Remember Kosovo? No not the song, the WAR. Well, here’s what we get when we are all done with the fighting and nationbuilding. From a 2003 Report. We’ve come a long way, Baby.
Multiply this by IRAQ, AFGHANISTAN, and now PAKISTAN, and add whatever else comes up in the future (Iran, North Korea?). It costs real MONEY to keep these bases going.

Another view, closer up, Camp Bondsteel, Kosovo
Camp Bondsteel was constructed by the 94th Engineer Construction Battalion together with the private Kellogg, Brown and Root Corporation (KBR) under the direction of the Army Corps of Engineers. KBR is also the prime contractor for the operation of the camp. The camp is built mainly of wooden, semi permanent SEA (South East Asia) huts and is surrounded by a 8 foot high earthen wall. The camp occupies 955 acres of land. To construct the base two hills were lopped off and the valley between them was filled with the resulting material.

Camp Bondsteel, Kosovo
David Isenberg, a senior analyst with the Washington-based British American Security Information Council (BASIC), has a wide background in arms control and national security issues writes
“…Part of this redistribution is what author Chalmers Johnson calls “Baseworld”. Johnson writes: “It’s not easy to assess the size or exact value of our empire of bases. Official records on these subjects are misleading, although instructive. According to the Defense Department’s annual ‘Base Structure Report’ for fiscal year 2003, which itemizes foreign and domestic US military real estate, the Pentagon currently owns or rents 702 overseas bases in about 130 countries and has another 6,000 bases in the US and its territories. Pentagon bureaucrats calculate that it would require at least [US]$113.2 billion to replace just the foreign bases – surely far too low a figure, but still larger than the gross domestic product of most countries – and an estimated $592 billion to replace all of them. The military high command deploys to its overseas bases some 253,288 uniformed personnel, plus an equal number of dependents and Department of Defense civilian officials, and employs an additional 44,446 locally hired foreigners. The Pentagon claims that these bases contain 44,870 barracks, hangars, hospitals, and other buildings, which it owns, and that it leases 4,844 more.

_ _ _ _ _

▸ **Problem details**
Write the next part of the post about Camp Bondsteel and the cost of US bases overseas, starting right after its last sentence.

_ _ _ _ _

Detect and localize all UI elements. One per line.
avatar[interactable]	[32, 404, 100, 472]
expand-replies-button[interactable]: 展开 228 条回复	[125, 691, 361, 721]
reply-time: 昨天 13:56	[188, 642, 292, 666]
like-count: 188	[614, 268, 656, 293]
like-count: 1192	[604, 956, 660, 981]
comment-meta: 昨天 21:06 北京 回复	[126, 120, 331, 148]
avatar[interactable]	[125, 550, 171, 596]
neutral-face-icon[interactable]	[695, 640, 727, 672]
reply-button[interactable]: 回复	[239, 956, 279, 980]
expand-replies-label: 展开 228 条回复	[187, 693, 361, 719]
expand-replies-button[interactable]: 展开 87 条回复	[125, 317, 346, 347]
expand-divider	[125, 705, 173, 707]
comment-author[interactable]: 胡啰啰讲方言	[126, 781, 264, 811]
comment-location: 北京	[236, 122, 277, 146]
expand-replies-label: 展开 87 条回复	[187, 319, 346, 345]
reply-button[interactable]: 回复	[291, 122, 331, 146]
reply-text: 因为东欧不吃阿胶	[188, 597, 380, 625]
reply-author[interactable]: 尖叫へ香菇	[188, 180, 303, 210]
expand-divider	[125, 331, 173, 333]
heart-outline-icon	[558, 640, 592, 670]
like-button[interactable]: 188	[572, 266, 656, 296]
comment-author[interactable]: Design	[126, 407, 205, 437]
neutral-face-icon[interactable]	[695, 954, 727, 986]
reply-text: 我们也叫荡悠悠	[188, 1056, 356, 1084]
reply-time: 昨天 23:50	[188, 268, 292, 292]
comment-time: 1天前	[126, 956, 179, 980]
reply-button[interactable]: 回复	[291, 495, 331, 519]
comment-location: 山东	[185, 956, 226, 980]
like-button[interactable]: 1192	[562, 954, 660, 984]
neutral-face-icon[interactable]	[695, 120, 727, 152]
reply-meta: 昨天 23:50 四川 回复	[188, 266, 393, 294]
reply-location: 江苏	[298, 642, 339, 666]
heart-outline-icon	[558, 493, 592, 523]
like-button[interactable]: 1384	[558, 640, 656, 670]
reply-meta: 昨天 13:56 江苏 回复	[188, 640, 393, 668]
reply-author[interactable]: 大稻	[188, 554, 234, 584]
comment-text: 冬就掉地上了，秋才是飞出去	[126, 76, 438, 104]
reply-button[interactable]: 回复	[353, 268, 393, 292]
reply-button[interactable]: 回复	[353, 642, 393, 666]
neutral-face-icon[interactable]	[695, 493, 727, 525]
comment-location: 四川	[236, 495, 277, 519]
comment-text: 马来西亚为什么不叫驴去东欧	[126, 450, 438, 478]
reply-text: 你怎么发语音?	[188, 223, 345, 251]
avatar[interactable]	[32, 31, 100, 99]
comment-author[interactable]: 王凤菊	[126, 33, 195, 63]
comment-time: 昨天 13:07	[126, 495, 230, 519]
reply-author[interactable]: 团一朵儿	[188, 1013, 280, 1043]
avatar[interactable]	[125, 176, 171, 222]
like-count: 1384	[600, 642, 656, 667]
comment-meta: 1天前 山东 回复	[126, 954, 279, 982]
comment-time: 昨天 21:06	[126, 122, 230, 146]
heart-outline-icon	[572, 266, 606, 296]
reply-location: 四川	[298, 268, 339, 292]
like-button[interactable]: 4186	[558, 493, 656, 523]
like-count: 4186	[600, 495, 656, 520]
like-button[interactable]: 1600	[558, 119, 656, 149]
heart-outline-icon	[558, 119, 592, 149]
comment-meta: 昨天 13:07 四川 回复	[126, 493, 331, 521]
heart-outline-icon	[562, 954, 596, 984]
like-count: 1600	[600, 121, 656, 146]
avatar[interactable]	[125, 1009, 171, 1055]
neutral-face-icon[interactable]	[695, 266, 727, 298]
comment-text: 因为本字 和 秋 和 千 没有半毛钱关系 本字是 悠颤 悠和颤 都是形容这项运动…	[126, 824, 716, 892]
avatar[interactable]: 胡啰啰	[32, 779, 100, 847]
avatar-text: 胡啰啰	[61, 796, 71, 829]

_ _ _ _ _

▸ **Exercise answer**
“These numbers, although staggeringly large, do not begin to cover all the actual bases that we occupy globally. The 2003 Base Status Report fails to mention, for instance, any garrisons in Kosovo – even though it is the site of the huge Camp Bondsteel, built in 1999 and maintained ever since by Kellogg, Brown & Root. The report similarly omits bases in Afghanistan, Iraq, Israel, Kuwait, Kyrgyzstan, Qatar and Uzbekistan, although the US military has established colossal base structures throughout the so-called arc of instability in the two-and-a-half years since September 11.”
Tags: Afghanistan, Cost of War, Iraq, Kosovo, Pakistan
September 2, 2009 at 9:17 pm |
Really amazing information. Thank you!!!
September 3, 2009 at 3:54 am |
Note: Kosovo is NOT in Central Asia. As far as cost of that base goes why don’t we ask the opinion of the Muslim, Albanian minority who were terrorized by their Serbian next door neighbors. The atrocities commited at Srebrnica were tame in comparison to the horro inflicted in Kosovo.
September 3, 2009 at 6:06 am |
Thanks, mig29, for your comment. The story is about building Empire and the bases around the world. It is not a pro or con on the killings in Serbia/Kosovo. We can’t maintain these bases throughout the world.
That is the information I was trying to get out.